== DATA SHOWN

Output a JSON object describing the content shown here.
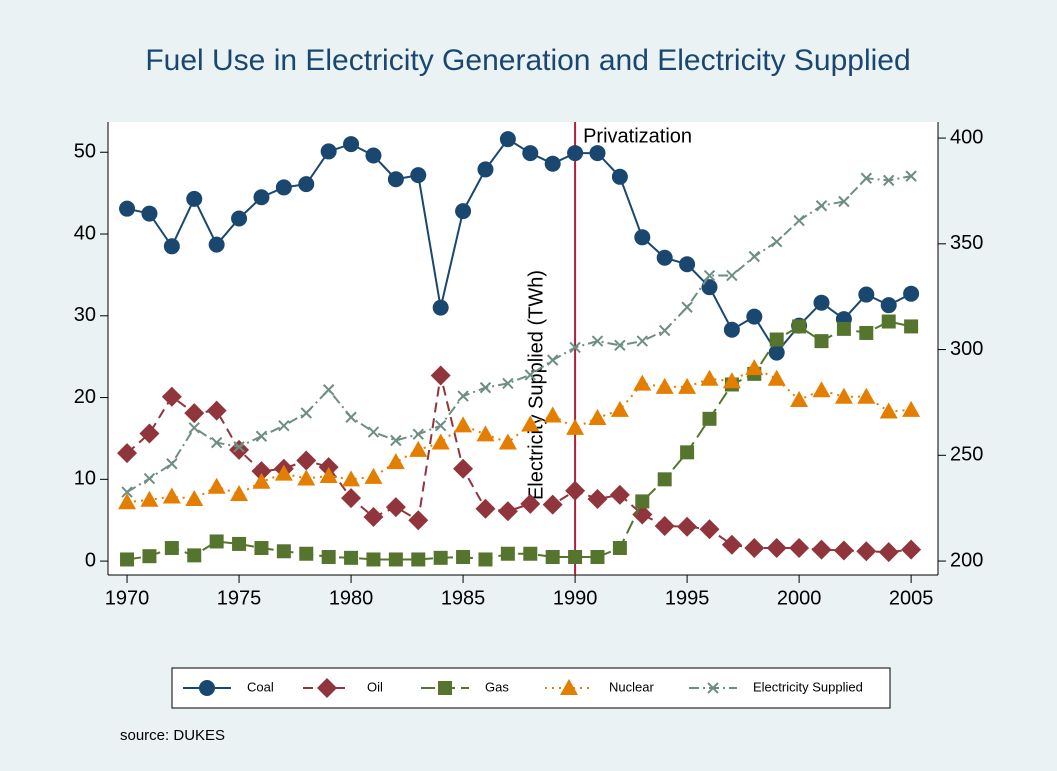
{
  "chart_data": {
    "type": "line",
    "title": "Fuel Use in Electricity Generation and Electricity Supplied",
    "y2label": "Electricity Supplied (TWh)",
    "note": "source: DUKES",
    "x": [
      1970,
      1971,
      1972,
      1973,
      1974,
      1975,
      1976,
      1977,
      1978,
      1979,
      1980,
      1981,
      1982,
      1983,
      1984,
      1985,
      1986,
      1987,
      1988,
      1989,
      1990,
      1991,
      1992,
      1993,
      1994,
      1995,
      1996,
      1997,
      1998,
      1999,
      2000,
      2001,
      2002,
      2003,
      2004,
      2005
    ],
    "xlim": [
      1969.15,
      2006.2
    ],
    "xticks": [
      1970,
      1975,
      1980,
      1985,
      1990,
      1995,
      2000,
      2005
    ],
    "ylim": [
      -1.7,
      53.7
    ],
    "yticks": [
      0,
      10,
      20,
      30,
      40,
      50
    ],
    "y2lim": [
      193.4,
      407.6
    ],
    "y2ticks": [
      200,
      250,
      300,
      350,
      400
    ],
    "annotations": [
      {
        "x": 1990,
        "label": "Privatization",
        "color": "#b0203a"
      }
    ],
    "series": [
      {
        "name": "Coal",
        "color": "#1a476f",
        "marker": "circle",
        "line_style": "solid",
        "values": [
          43.1,
          42.5,
          38.5,
          44.3,
          38.7,
          41.9,
          44.5,
          45.7,
          46.1,
          50.1,
          51,
          49.6,
          46.7,
          47.2,
          31,
          42.8,
          47.9,
          51.6,
          49.9,
          48.6,
          49.9,
          49.9,
          47,
          39.6,
          37.1,
          36.3,
          33.5,
          28.3,
          29.9,
          25.5,
          28.8,
          31.6,
          29.6,
          32.6,
          31.3,
          32.7
        ]
      },
      {
        "name": "Oil",
        "color": "#90353b",
        "marker": "diamond",
        "line_style": "dash",
        "values": [
          13.2,
          15.6,
          20.1,
          18.1,
          18.4,
          13.6,
          11,
          11.3,
          12.3,
          11.5,
          7.7,
          5.4,
          6.6,
          5,
          22.7,
          11.3,
          6.4,
          6.1,
          7,
          6.9,
          8.6,
          7.6,
          8.1,
          5.7,
          4.3,
          4.2,
          3.9,
          2,
          1.6,
          1.6,
          1.6,
          1.4,
          1.3,
          1.2,
          1.1,
          1.4
        ]
      },
      {
        "name": "Gas",
        "color": "#55752f",
        "marker": "square",
        "line_style": "longdash",
        "values": [
          0.2,
          0.6,
          1.6,
          0.7,
          2.4,
          2.1,
          1.6,
          1.2,
          0.9,
          0.5,
          0.4,
          0.2,
          0.2,
          0.2,
          0.4,
          0.5,
          0.2,
          0.9,
          0.9,
          0.5,
          0.5,
          0.5,
          1.6,
          7.3,
          10,
          13.3,
          17.4,
          21.6,
          22.9,
          27.1,
          28.7,
          26.9,
          28.4,
          27.9,
          29.3,
          28.7
        ]
      },
      {
        "name": "Nuclear",
        "color": "#e37e00",
        "marker": "triangle",
        "line_style": "dot",
        "values": [
          7.2,
          7.5,
          7.9,
          7.6,
          9.1,
          8.2,
          9.7,
          10.7,
          10.1,
          10.4,
          10,
          10.3,
          12.1,
          13.6,
          14.5,
          16.6,
          15.5,
          14.5,
          16.7,
          17.8,
          16.3,
          17.5,
          18.5,
          21.7,
          21.3,
          21.3,
          22.3,
          22,
          23.6,
          22.3,
          19.7,
          20.9,
          20.1,
          20.1,
          18.3,
          18.5
        ]
      },
      {
        "name": "Electricity Supplied",
        "color": "#6e8e84",
        "marker": "x",
        "line_style": "dashdot",
        "axis": "y2",
        "values": [
          232.6,
          239,
          246,
          263,
          256,
          254,
          259,
          264,
          270,
          281,
          268,
          261,
          257,
          260,
          264,
          278,
          282,
          284,
          288,
          295,
          301,
          304,
          302,
          304,
          309,
          320,
          335,
          335,
          344,
          351,
          361,
          368,
          370,
          381,
          380,
          382
        ]
      }
    ]
  }
}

====

**REQUEST**
Every record must be copied exactly, with the pictures left out.

**EXPECTED ANSWER**
Output a JSON object describing the content shown here.
{
  "chart_data": {
    "type": "line",
    "title": "Fuel Use in Electricity Generation and Electricity Supplied",
    "y2label": "Electricity Supplied (TWh)",
    "note": "source: DUKES",
    "x": [
      1970,
      1971,
      1972,
      1973,
      1974,
      1975,
      1976,
      1977,
      1978,
      1979,
      1980,
      1981,
      1982,
      1983,
      1984,
      1985,
      1986,
      1987,
      1988,
      1989,
      1990,
      1991,
      1992,
      1993,
      1994,
      1995,
      1996,
      1997,
      1998,
      1999,
      2000,
      2001,
      2002,
      2003,
      2004,
      2005
    ],
    "xlim": [
      1969.15,
      2006.2
    ],
    "xticks": [
      1970,
      1975,
      1980,
      1985,
      1990,
      1995,
      2000,
      2005
    ],
    "ylim": [
      -1.7,
      53.7
    ],
    "yticks": [
      0,
      10,
      20,
      30,
      40,
      50
    ],
    "y2lim": [
      193.4,
      407.6
    ],
    "y2ticks": [
      200,
      250,
      300,
      350,
      400
    ],
    "annotations": [
      {
        "x": 1990,
        "label": "Privatization",
        "color": "#b0203a"
      }
    ],
    "series": [
      {
        "name": "Coal",
        "color": "#1a476f",
        "marker": "circle",
        "line_style": "solid",
        "values": [
          43.1,
          42.5,
          38.5,
          44.3,
          38.7,
          41.9,
          44.5,
          45.7,
          46.1,
          50.1,
          51,
          49.6,
          46.7,
          47.2,
          31,
          42.8,
          47.9,
          51.6,
          49.9,
          48.6,
          49.9,
          49.9,
          47,
          39.6,
          37.1,
          36.3,
          33.5,
          28.3,
          29.9,
          25.5,
          28.8,
          31.6,
          29.6,
          32.6,
          31.3,
          32.7
        ]
      },
      {
        "name": "Oil",
        "color": "#90353b",
        "marker": "diamond",
        "line_style": "dash",
        "values": [
          13.2,
          15.6,
          20.1,
          18.1,
          18.4,
          13.6,
          11,
          11.3,
          12.3,
          11.5,
          7.7,
          5.4,
          6.6,
          5,
          22.7,
          11.3,
          6.4,
          6.1,
          7,
          6.9,
          8.6,
          7.6,
          8.1,
          5.7,
          4.3,
          4.2,
          3.9,
          2,
          1.6,
          1.6,
          1.6,
          1.4,
          1.3,
          1.2,
          1.1,
          1.4
        ]
      },
      {
        "name": "Gas",
        "color": "#55752f",
        "marker": "square",
        "line_style": "longdash",
        "values": [
          0.2,
          0.6,
          1.6,
          0.7,
          2.4,
          2.1,
          1.6,
          1.2,
          0.9,
          0.5,
          0.4,
          0.2,
          0.2,
          0.2,
          0.4,
          0.5,
          0.2,
          0.9,
          0.9,
          0.5,
          0.5,
          0.5,
          1.6,
          7.3,
          10,
          13.3,
          17.4,
          21.6,
          22.9,
          27.1,
          28.7,
          26.9,
          28.4,
          27.9,
          29.3,
          28.7
        ]
      },
      {
        "name": "Nuclear",
        "color": "#e37e00",
        "marker": "triangle",
        "line_style": "dot",
        "values": [
          7.2,
          7.5,
          7.9,
          7.6,
          9.1,
          8.2,
          9.7,
          10.7,
          10.1,
          10.4,
          10,
          10.3,
          12.1,
          13.6,
          14.5,
          16.6,
          15.5,
          14.5,
          16.7,
          17.8,
          16.3,
          17.5,
          18.5,
          21.7,
          21.3,
          21.3,
          22.3,
          22,
          23.6,
          22.3,
          19.7,
          20.9,
          20.1,
          20.1,
          18.3,
          18.5
        ]
      },
      {
        "name": "Electricity Supplied",
        "color": "#6e8e84",
        "marker": "x",
        "line_style": "dashdot",
        "axis": "y2",
        "values": [
          232.6,
          239,
          246,
          263,
          256,
          254,
          259,
          264,
          270,
          281,
          268,
          261,
          257,
          260,
          264,
          278,
          282,
          284,
          288,
          295,
          301,
          304,
          302,
          304,
          309,
          320,
          335,
          335,
          344,
          351,
          361,
          368,
          370,
          381,
          380,
          382
        ]
      }
    ]
  }
}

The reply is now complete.